---- Supplied data

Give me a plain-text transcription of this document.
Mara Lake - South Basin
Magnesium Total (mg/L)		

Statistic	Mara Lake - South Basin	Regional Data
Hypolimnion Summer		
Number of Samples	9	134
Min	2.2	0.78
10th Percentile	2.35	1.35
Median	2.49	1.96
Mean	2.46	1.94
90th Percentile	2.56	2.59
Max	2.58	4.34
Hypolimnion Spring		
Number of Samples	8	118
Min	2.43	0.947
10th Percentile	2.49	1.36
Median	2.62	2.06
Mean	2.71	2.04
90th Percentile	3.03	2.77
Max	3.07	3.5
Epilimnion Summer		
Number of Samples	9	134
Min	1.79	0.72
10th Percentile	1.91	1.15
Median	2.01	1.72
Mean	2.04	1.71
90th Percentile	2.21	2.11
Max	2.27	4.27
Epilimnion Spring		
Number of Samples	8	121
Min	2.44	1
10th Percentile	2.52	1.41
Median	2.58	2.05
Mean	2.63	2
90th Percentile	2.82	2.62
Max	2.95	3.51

--------

Problem details: Return each line of the data exactly as written above.

Right answer:
Give me a plain-text transcription of this document.
Mara Lake - South Basin
Magnesium Total (mg/L)		

Statistic	Mara Lake - South Basin	Regional Data
Hypolimnion Summer		
Number of Samples	9	134
Min	2.2	0.78
10th Percentile	2.35	1.35
Median	2.49	1.96
Mean	2.46	1.94
90th Percentile	2.56	2.59
Max	2.58	4.34
Hypolimnion Spring		
Number of Samples	8	118
Min	2.43	0.947
10th Percentile	2.49	1.36
Median	2.62	2.06
Mean	2.71	2.04
90th Percentile	3.03	2.77
Max	3.07	3.5
Epilimnion Summer		
Number of Samples	9	134
Min	1.79	0.72
10th Percentile	1.91	1.15
Median	2.01	1.72
Mean	2.04	1.71
90th Percentile	2.21	2.11
Max	2.27	4.27
Epilimnion Spring		
Number of Samples	8	121
Min	2.44	1
10th Percentile	2.52	1.41
Median	2.58	2.05
Mean	2.63	2
90th Percentile	2.82	2.62
Max	2.95	3.51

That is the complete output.